━━━━━ Materials provided

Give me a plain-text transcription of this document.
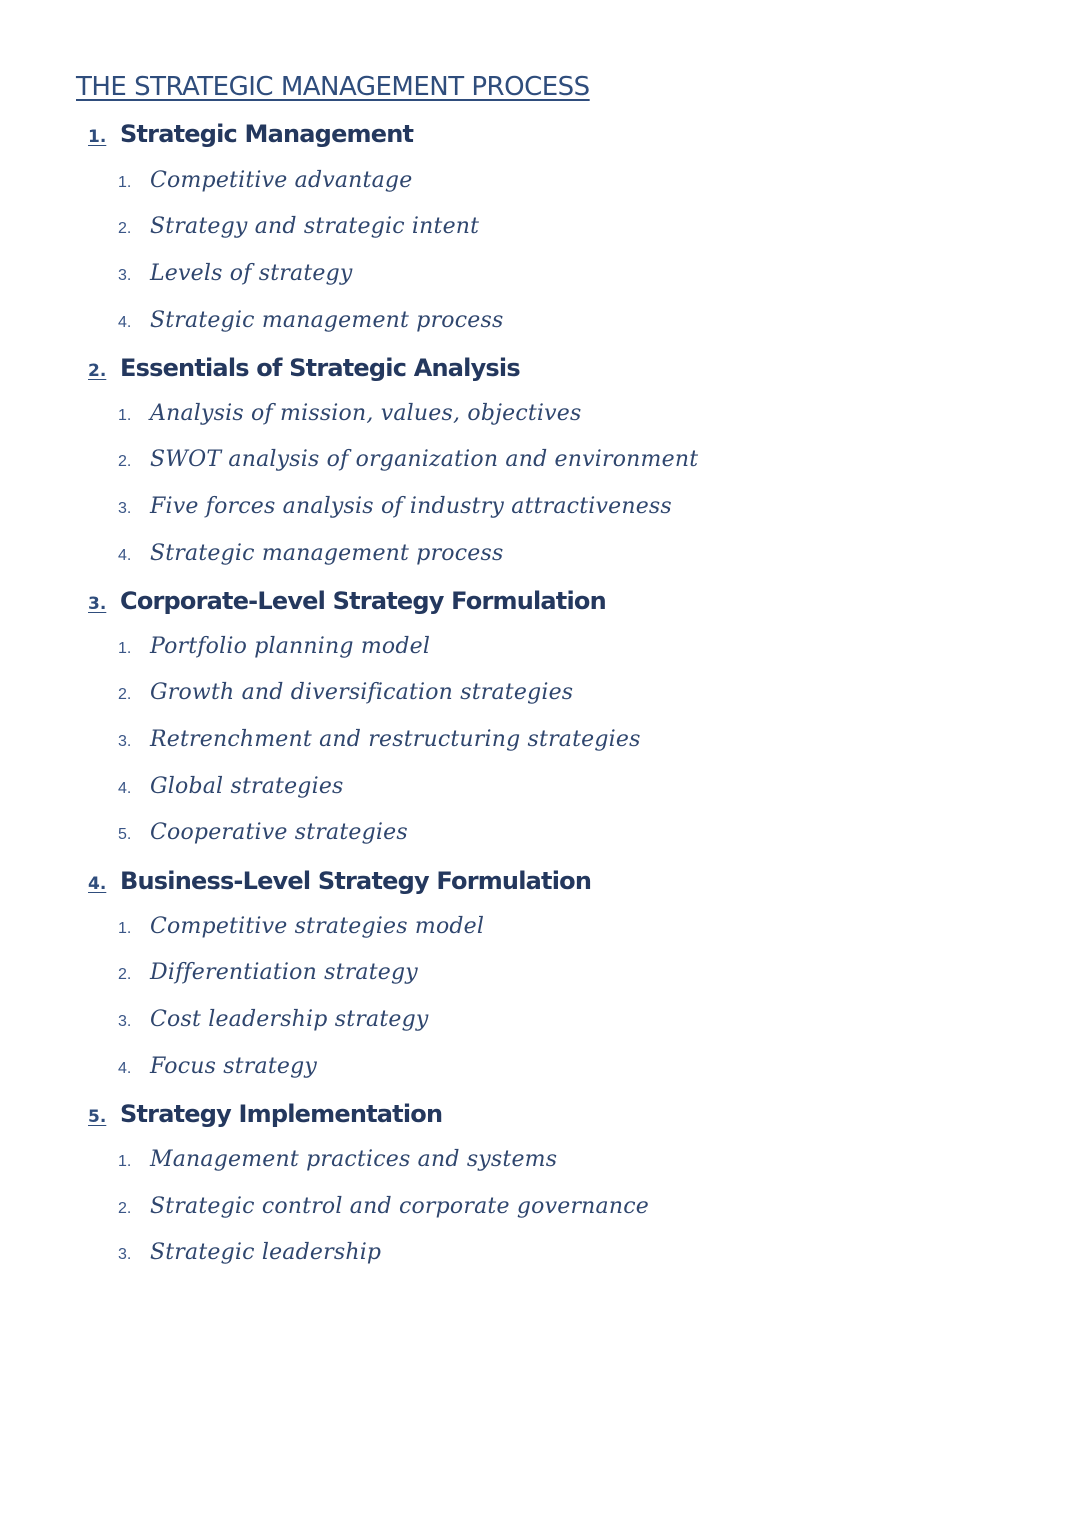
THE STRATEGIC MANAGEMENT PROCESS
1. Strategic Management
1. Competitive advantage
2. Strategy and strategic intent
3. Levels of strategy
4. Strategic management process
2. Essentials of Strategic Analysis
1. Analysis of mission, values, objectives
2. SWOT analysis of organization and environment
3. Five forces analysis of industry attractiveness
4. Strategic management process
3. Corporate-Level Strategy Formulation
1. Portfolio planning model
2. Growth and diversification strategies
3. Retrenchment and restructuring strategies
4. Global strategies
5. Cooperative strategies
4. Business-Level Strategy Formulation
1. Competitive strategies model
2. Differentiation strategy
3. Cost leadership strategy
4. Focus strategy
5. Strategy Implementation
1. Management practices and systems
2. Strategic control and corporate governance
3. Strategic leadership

━━━━━━━━━━
━━━━━ Materials provided

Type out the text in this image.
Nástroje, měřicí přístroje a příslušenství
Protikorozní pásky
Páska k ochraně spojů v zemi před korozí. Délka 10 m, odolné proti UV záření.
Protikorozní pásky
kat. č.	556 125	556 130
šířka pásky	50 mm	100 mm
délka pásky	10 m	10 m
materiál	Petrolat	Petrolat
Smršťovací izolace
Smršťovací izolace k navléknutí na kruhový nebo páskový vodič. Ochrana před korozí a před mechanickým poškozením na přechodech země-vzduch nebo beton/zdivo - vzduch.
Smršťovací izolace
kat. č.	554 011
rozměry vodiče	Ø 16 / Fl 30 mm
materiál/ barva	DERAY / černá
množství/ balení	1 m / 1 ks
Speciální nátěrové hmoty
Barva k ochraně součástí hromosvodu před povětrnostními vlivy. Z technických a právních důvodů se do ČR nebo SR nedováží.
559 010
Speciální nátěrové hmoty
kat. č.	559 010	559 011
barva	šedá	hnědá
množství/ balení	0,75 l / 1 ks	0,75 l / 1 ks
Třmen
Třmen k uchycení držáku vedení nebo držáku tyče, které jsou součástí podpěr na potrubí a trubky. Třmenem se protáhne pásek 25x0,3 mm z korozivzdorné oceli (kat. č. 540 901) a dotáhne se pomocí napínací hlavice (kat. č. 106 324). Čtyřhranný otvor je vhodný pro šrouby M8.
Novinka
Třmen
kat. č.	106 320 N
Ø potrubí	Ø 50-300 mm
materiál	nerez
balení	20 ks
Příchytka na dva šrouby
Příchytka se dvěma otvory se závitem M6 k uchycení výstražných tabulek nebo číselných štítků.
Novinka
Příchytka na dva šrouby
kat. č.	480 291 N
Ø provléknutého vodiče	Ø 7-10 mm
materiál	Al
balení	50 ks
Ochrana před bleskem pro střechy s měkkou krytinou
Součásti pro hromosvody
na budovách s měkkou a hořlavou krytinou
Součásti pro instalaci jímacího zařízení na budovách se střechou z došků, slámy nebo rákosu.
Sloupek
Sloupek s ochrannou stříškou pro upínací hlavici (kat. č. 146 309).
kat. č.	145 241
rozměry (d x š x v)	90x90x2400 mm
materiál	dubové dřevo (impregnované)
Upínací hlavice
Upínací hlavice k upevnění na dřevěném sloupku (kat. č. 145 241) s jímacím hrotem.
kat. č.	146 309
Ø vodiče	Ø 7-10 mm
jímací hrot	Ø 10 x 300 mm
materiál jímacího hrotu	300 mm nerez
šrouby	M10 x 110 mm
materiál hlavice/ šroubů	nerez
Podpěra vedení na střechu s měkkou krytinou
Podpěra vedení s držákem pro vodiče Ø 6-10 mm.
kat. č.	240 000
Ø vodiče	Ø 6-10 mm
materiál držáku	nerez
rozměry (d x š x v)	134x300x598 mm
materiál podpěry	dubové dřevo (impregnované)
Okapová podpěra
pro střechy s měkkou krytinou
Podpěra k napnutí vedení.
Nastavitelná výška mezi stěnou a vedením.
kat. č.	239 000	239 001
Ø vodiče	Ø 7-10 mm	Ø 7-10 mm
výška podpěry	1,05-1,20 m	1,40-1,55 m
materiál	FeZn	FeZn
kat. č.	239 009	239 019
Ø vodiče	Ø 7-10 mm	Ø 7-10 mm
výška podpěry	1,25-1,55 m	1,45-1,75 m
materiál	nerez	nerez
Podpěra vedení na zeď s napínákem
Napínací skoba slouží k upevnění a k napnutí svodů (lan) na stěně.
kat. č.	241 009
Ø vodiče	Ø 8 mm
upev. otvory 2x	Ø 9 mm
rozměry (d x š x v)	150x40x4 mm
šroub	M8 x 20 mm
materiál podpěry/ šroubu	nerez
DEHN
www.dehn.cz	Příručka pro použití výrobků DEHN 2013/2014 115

━━━━━━━━━━

* Objective *
In the entries above, find each line with the word "dubové" and show it.

* Worked solution *
materiál	dubové dřevo (impregnované)
materiál podpěry	dubové dřevo (impregnované)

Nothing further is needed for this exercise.